__TAREFAS PROPOSTAS__
1 - Traduza para inglês a seguinte frase do texto sobre Mickey Kuhn: «O ator tinha pena que "E Tudo o Vento Levou" fosse criticado na atualidade por romantizar o velho Sul dos EUA pré-Guerra Civil (1861-1865) e a era dos escravos.»
2 - Segundo o texto sobre Mickey Kuhn, quantas crianças concorreram com ele pelo papel de Beau Wilkes?
3 - Prossiga a redação do texto sobre Mickey Kuhn a partir da última frase apresentada.

__EXCERTO DO TEXTO__
┌────────

Morreu Mickey Kuhn, ator infantil e juvenil da era dourada de Hollywood dos anos 1930 e 1940, confirmou a sua esposa à imprensa dos EUA.

Com 90 anos e residente na Flórida, era o último sobrevivente da longa lista de atores que apareciam nos créditos no início do clássico "E Tudo o Vento Levou" (1939): bateu a concorrência de 100 crianças para ser Beau Wilkes, o filho de Ashley (Leslie Howard) e Melanie Wilkes (Olivia de Havilland). Tinha seis anos.

O seu momento mais mais importante é perto do final do filme, na cena em que Melanie está a morrer e Beau está nos braços do pai e pergunta-lhe "Para onde está a ir a minha mãe? E por que não posso também ir, por favor?".

"E Tudo o Vento Levou"

Ironicamente, Mickey Kuhn e Olivia de Havilland nunca se conheceram na rodagem: "Elsa estava sempre atrás da porta a morrer. Nunca trabalhei diretamente com ela", recordou numa entrevista ao jornal Naples Daily News em 2017.

Os dois só se conheceram em 2006, na festa de aniversário de Olivia de Havilland, e passou a telefonar-lhe a partir daí sempre no dia do aniversário até à sua morte em 2020, aos 104 anos.

O ator tinha pena que "E Tudo o Vento Levou" fosse criticado na atualidade por romantizar o velho Sul dos EUA pré-Guerra Civil (1861-1865) e a era dos escravos.

"É um filme. Não se pode voltar atrás no tempo e dizer que não aconteceu", dizia em 2017.

À ESQUERDA, MICKEY KUHN COM O PRODUTOR PATRICK CURTIS NUMA HOMENAGEM DA ACADEMIA DOS ÓSCARES AO CLÁSSICO A 18 DE MAIO DE 2009.

└────────

__SEGMENTO DE DADOS__
┌────────

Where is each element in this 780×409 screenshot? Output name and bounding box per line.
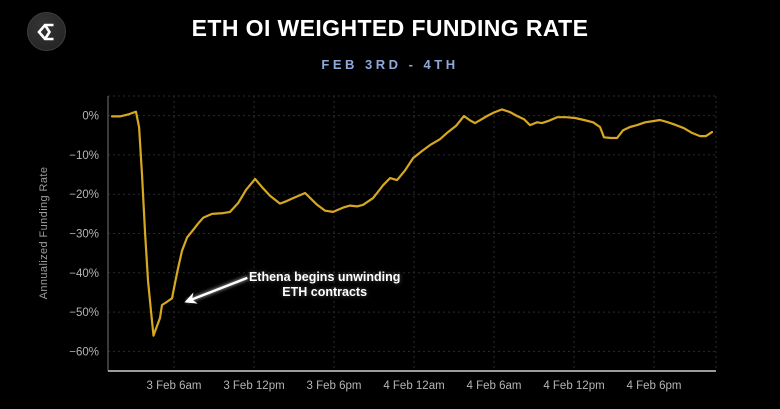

└────────

__RESPOSTAS__
1 - The actor regretted that "Gone with the Wind" was criticized nowadays for romanticizing the old pre-Civil War (1861-1865) South of the USA and the era of slavery.

2 - Ele superou a concorrência de 100 crianças.

3 -
Vivien Leigh, que interpretava Scarlett O'Hara, era a sua atriz preferida: Mickey Kuhn foi o único ator a aparecer nos dois filmes onde ela ganhou o Óscar de Melhor Atriz. Além de "E Tudo o Vento Levou", foi em "Um Eléctrico Chamado Desejo" (1951), quando ele tinha 18 anos e interpretou um marinheiro que dava instruções a Blanche DuBois para apanhar o elétrico que a levaria à casa onde vivia a sua irmã Stella.

Quando soube que ele tinha sido Beau Wilkes, a atriz pediu a um assistente para lhe dizer que a visitasse num intervalo na rodagem e conversaram.

"Ela perguntou pela minha carreira o que tinha andado a fazer. Era lindíssima. Uma das pessoas mais simpáticas que conheci. Foi muito graciosa", recordava.

Já John Wayne era o seu ator preferido, depois de terem trabalhado noutro clássico, "Rio Vermelho" (1948), onde Kuhn era a versão mais jovem de Matt Garth, o papel interpretado em adulto por Montgomery Clift.

"Primeiro que tudo, ele era um perfecionista. Ensaiávamos a cena cinco vezes", revelou.

O western foi rodado em 1946 e Wayne perguntou antes se podia bater nele a sério na cena onde Thomas Dunson dava uma bofetada a Matt para o despertar do estado de choque após toda a sua família ser massacrada pelos índios e tirar-lhe uma arma das mãos: "Olhei para ele e o que se pode dizer a uma grande estrela de cinema? Disse 'Pode ser, senhor Wayne'. Ele deu-me bem".

"Rio Vermelho"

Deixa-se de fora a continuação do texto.